- _OBJECTIVE_: The data below should be printed in full, exactly, and without any of its images.

- _MATERIAL FOR THIS TASK_:
* * * *

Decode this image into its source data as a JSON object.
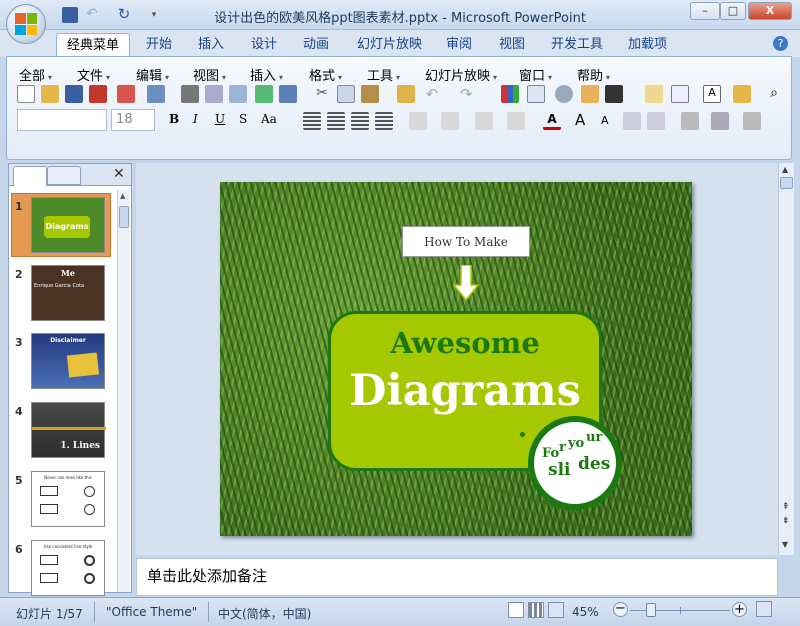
{
  "window": {
    "title": "设计出色的欧美风格ppt图表素材.pptx - Microsoft PowerPoint",
    "min": "–",
    "max": "□",
    "close": "X"
  },
  "tabs": [
    {
      "label": "经典菜单"
    },
    {
      "label": "开始"
    },
    {
      "label": "插入"
    },
    {
      "label": "设计"
    },
    {
      "label": "动画"
    },
    {
      "label": "幻灯片放映"
    },
    {
      "label": "审阅"
    },
    {
      "label": "视图"
    },
    {
      "label": "开发工具"
    },
    {
      "label": "加载项"
    }
  ],
  "menus": [
    {
      "label": "全部"
    },
    {
      "label": "文件"
    },
    {
      "label": "编辑"
    },
    {
      "label": "视图"
    },
    {
      "label": "插入"
    },
    {
      "label": "格式"
    },
    {
      "label": "工具"
    },
    {
      "label": "幻灯片放映"
    },
    {
      "label": "窗口"
    },
    {
      "label": "帮助"
    }
  ],
  "format": {
    "font": "",
    "size": "18",
    "bold": "B",
    "italic": "I",
    "underline": "U",
    "strike": "S",
    "case": "Aa",
    "grow": "A",
    "shrink": "A"
  },
  "slides": [
    {
      "num": "1",
      "title": "Diagrams"
    },
    {
      "num": "2",
      "title": "Me",
      "caption": "Enrique Garcia Cota"
    },
    {
      "num": "3",
      "title": "Disclaimer"
    },
    {
      "num": "4",
      "title": "1. Lines"
    },
    {
      "num": "5",
      "title": "Never use lines like this"
    },
    {
      "num": "6",
      "title": "Use consistent line style"
    }
  ],
  "slide": {
    "header": "How To Make",
    "line1": "Awesome",
    "line2": "Diagrams",
    "circle_a": "Fo",
    "circle_b": "r",
    "circle_c": "yo",
    "circle_d": "ur",
    "circle_e": "sli",
    "circle_f": "des"
  },
  "notes": {
    "placeholder": "单击此处添加备注"
  },
  "status": {
    "slide": "幻灯片 1/57",
    "theme": "\"Office Theme\"",
    "lang": "中文(简体，中国)",
    "zoom": "45%"
  },
  "colors": {
    "accent": "#a6c800",
    "dark_green": "#1a7a10",
    "ribbon_border": "#8db2e3"
  }
}
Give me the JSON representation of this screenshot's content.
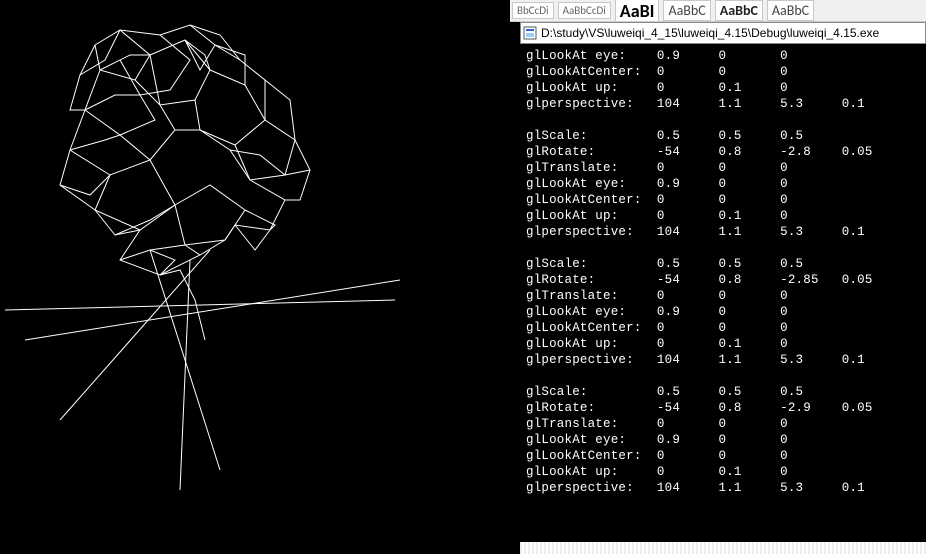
{
  "ribbon": {
    "styles": [
      "BbCcDi",
      "AaBbCcDi",
      "AaBI",
      "AaBbC",
      "AaBbC",
      "AaBbC"
    ]
  },
  "console": {
    "title_path": "D:\\study\\VS\\luweiqi_4_15\\luweiqi_4.15\\Debug\\luweiqi_4.15.exe",
    "icon": "app-icon",
    "blocks": [
      {
        "rows": [
          {
            "label": "glLookAt eye:",
            "v": [
              "0.9",
              "0",
              "0",
              ""
            ]
          },
          {
            "label": "glLookAtCenter:",
            "v": [
              "0",
              "0",
              "0",
              ""
            ]
          },
          {
            "label": "glLookAt up:",
            "v": [
              "0",
              "0.1",
              "0",
              ""
            ]
          },
          {
            "label": "glperspective:",
            "v": [
              "104",
              "1.1",
              "5.3",
              "0.1"
            ]
          }
        ]
      },
      {
        "rows": [
          {
            "label": "glScale:",
            "v": [
              "0.5",
              "0.5",
              "0.5",
              ""
            ]
          },
          {
            "label": "glRotate:",
            "v": [
              "-54",
              "0.8",
              "-2.8",
              "0.05"
            ]
          },
          {
            "label": "glTranslate:",
            "v": [
              "0",
              "0",
              "0",
              ""
            ]
          },
          {
            "label": "glLookAt eye:",
            "v": [
              "0.9",
              "0",
              "0",
              ""
            ]
          },
          {
            "label": "glLookAtCenter:",
            "v": [
              "0",
              "0",
              "0",
              ""
            ]
          },
          {
            "label": "glLookAt up:",
            "v": [
              "0",
              "0.1",
              "0",
              ""
            ]
          },
          {
            "label": "glperspective:",
            "v": [
              "104",
              "1.1",
              "5.3",
              "0.1"
            ]
          }
        ]
      },
      {
        "rows": [
          {
            "label": "glScale:",
            "v": [
              "0.5",
              "0.5",
              "0.5",
              ""
            ]
          },
          {
            "label": "glRotate:",
            "v": [
              "-54",
              "0.8",
              "-2.85",
              "0.05"
            ]
          },
          {
            "label": "glTranslate:",
            "v": [
              "0",
              "0",
              "0",
              ""
            ]
          },
          {
            "label": "glLookAt eye:",
            "v": [
              "0.9",
              "0",
              "0",
              ""
            ]
          },
          {
            "label": "glLookAtCenter:",
            "v": [
              "0",
              "0",
              "0",
              ""
            ]
          },
          {
            "label": "glLookAt up:",
            "v": [
              "0",
              "0.1",
              "0",
              ""
            ]
          },
          {
            "label": "glperspective:",
            "v": [
              "104",
              "1.1",
              "5.3",
              "0.1"
            ]
          }
        ]
      },
      {
        "rows": [
          {
            "label": "glScale:",
            "v": [
              "0.5",
              "0.5",
              "0.5",
              ""
            ]
          },
          {
            "label": "glRotate:",
            "v": [
              "-54",
              "0.8",
              "-2.9",
              "0.05"
            ]
          },
          {
            "label": "glTranslate:",
            "v": [
              "0",
              "0",
              "0",
              ""
            ]
          },
          {
            "label": "glLookAt eye:",
            "v": [
              "0.9",
              "0",
              "0",
              ""
            ]
          },
          {
            "label": "glLookAtCenter:",
            "v": [
              "0",
              "0",
              "0",
              ""
            ]
          },
          {
            "label": "glLookAt up:",
            "v": [
              "0",
              "0.1",
              "0",
              ""
            ]
          },
          {
            "label": "glperspective:",
            "v": [
              "104",
              "1.1",
              "5.3",
              "0.1"
            ]
          }
        ]
      }
    ]
  },
  "colors": {
    "bg": "#000000",
    "fg": "#ffffff"
  }
}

* * * *

- _OUTPUT FOR THIS TASK_:
Decode this image into its source data as a JSON object.
{
  "window": {
    "title": "设计出色的欧美风格ppt图表素材.pptx - Microsoft PowerPoint",
    "min": "–",
    "max": "□",
    "close": "X"
  },
  "tabs": [
    {
      "label": "经典菜单"
    },
    {
      "label": "开始"
    },
    {
      "label": "插入"
    },
    {
      "label": "设计"
    },
    {
      "label": "动画"
    },
    {
      "label": "幻灯片放映"
    },
    {
      "label": "审阅"
    },
    {
      "label": "视图"
    },
    {
      "label": "开发工具"
    },
    {
      "label": "加载项"
    }
  ],
  "menus": [
    {
      "label": "全部"
    },
    {
      "label": "文件"
    },
    {
      "label": "编辑"
    },
    {
      "label": "视图"
    },
    {
      "label": "插入"
    },
    {
      "label": "格式"
    },
    {
      "label": "工具"
    },
    {
      "label": "幻灯片放映"
    },
    {
      "label": "窗口"
    },
    {
      "label": "帮助"
    }
  ],
  "format": {
    "font": "",
    "size": "18",
    "bold": "B",
    "italic": "I",
    "underline": "U",
    "strike": "S",
    "case": "Aa",
    "grow": "A",
    "shrink": "A"
  },
  "slides": [
    {
      "num": "1",
      "title": "Diagrams"
    },
    {
      "num": "2",
      "title": "Me",
      "caption": "Enrique Garcia Cota"
    },
    {
      "num": "3",
      "title": "Disclaimer"
    },
    {
      "num": "4",
      "title": "1. Lines"
    },
    {
      "num": "5",
      "title": "Never use lines like this"
    },
    {
      "num": "6",
      "title": "Use consistent line style"
    }
  ],
  "slide": {
    "header": "How To Make",
    "line1": "Awesome",
    "line2": "Diagrams",
    "circle_a": "Fo",
    "circle_b": "r",
    "circle_c": "yo",
    "circle_d": "ur",
    "circle_e": "sli",
    "circle_f": "des"
  },
  "notes": {
    "placeholder": "单击此处添加备注"
  },
  "status": {
    "slide": "幻灯片 1/57",
    "theme": "\"Office Theme\"",
    "lang": "中文(简体，中国)",
    "zoom": "45%"
  },
  "colors": {
    "accent": "#a6c800",
    "dark_green": "#1a7a10",
    "ribbon_border": "#8db2e3"
  }
}
Give me the JSON representation of this screenshot's content.
{
  "ribbon": {
    "styles": [
      "BbCcDi",
      "AaBbCcDi",
      "AaBI",
      "AaBbC",
      "AaBbC",
      "AaBbC"
    ]
  },
  "console": {
    "title_path": "D:\\study\\VS\\luweiqi_4_15\\luweiqi_4.15\\Debug\\luweiqi_4.15.exe",
    "icon": "app-icon",
    "blocks": [
      {
        "rows": [
          {
            "label": "glLookAt eye:",
            "v": [
              "0.9",
              "0",
              "0",
              ""
            ]
          },
          {
            "label": "glLookAtCenter:",
            "v": [
              "0",
              "0",
              "0",
              ""
            ]
          },
          {
            "label": "glLookAt up:",
            "v": [
              "0",
              "0.1",
              "0",
              ""
            ]
          },
          {
            "label": "glperspective:",
            "v": [
              "104",
              "1.1",
              "5.3",
              "0.1"
            ]
          }
        ]
      },
      {
        "rows": [
          {
            "label": "glScale:",
            "v": [
              "0.5",
              "0.5",
              "0.5",
              ""
            ]
          },
          {
            "label": "glRotate:",
            "v": [
              "-54",
              "0.8",
              "-2.8",
              "0.05"
            ]
          },
          {
            "label": "glTranslate:",
            "v": [
              "0",
              "0",
              "0",
              ""
            ]
          },
          {
            "label": "glLookAt eye:",
            "v": [
              "0.9",
              "0",
              "0",
              ""
            ]
          },
          {
            "label": "glLookAtCenter:",
            "v": [
              "0",
              "0",
              "0",
              ""
            ]
          },
          {
            "label": "glLookAt up:",
            "v": [
              "0",
              "0.1",
              "0",
              ""
            ]
          },
          {
            "label": "glperspective:",
            "v": [
              "104",
              "1.1",
              "5.3",
              "0.1"
            ]
          }
        ]
      },
      {
        "rows": [
          {
            "label": "glScale:",
            "v": [
              "0.5",
              "0.5",
              "0.5",
              ""
            ]
          },
          {
            "label": "glRotate:",
            "v": [
              "-54",
              "0.8",
              "-2.85",
              "0.05"
            ]
          },
          {
            "label": "glTranslate:",
            "v": [
              "0",
              "0",
              "0",
              ""
            ]
          },
          {
            "label": "glLookAt eye:",
            "v": [
              "0.9",
              "0",
              "0",
              ""
            ]
          },
          {
            "label": "glLookAtCenter:",
            "v": [
              "0",
              "0",
              "0",
              ""
            ]
          },
          {
            "label": "glLookAt up:",
            "v": [
              "0",
              "0.1",
              "0",
              ""
            ]
          },
          {
            "label": "glperspective:",
            "v": [
              "104",
              "1.1",
              "5.3",
              "0.1"
            ]
          }
        ]
      },
      {
        "rows": [
          {
            "label": "glScale:",
            "v": [
              "0.5",
              "0.5",
              "0.5",
              ""
            ]
          },
          {
            "label": "glRotate:",
            "v": [
              "-54",
              "0.8",
              "-2.9",
              "0.05"
            ]
          },
          {
            "label": "glTranslate:",
            "v": [
              "0",
              "0",
              "0",
              ""
            ]
          },
          {
            "label": "glLookAt eye:",
            "v": [
              "0.9",
              "0",
              "0",
              ""
            ]
          },
          {
            "label": "glLookAtCenter:",
            "v": [
              "0",
              "0",
              "0",
              ""
            ]
          },
          {
            "label": "glLookAt up:",
            "v": [
              "0",
              "0.1",
              "0",
              ""
            ]
          },
          {
            "label": "glperspective:",
            "v": [
              "104",
              "1.1",
              "5.3",
              "0.1"
            ]
          }
        ]
      }
    ]
  },
  "colors": {
    "bg": "#000000",
    "fg": "#ffffff"
  }
}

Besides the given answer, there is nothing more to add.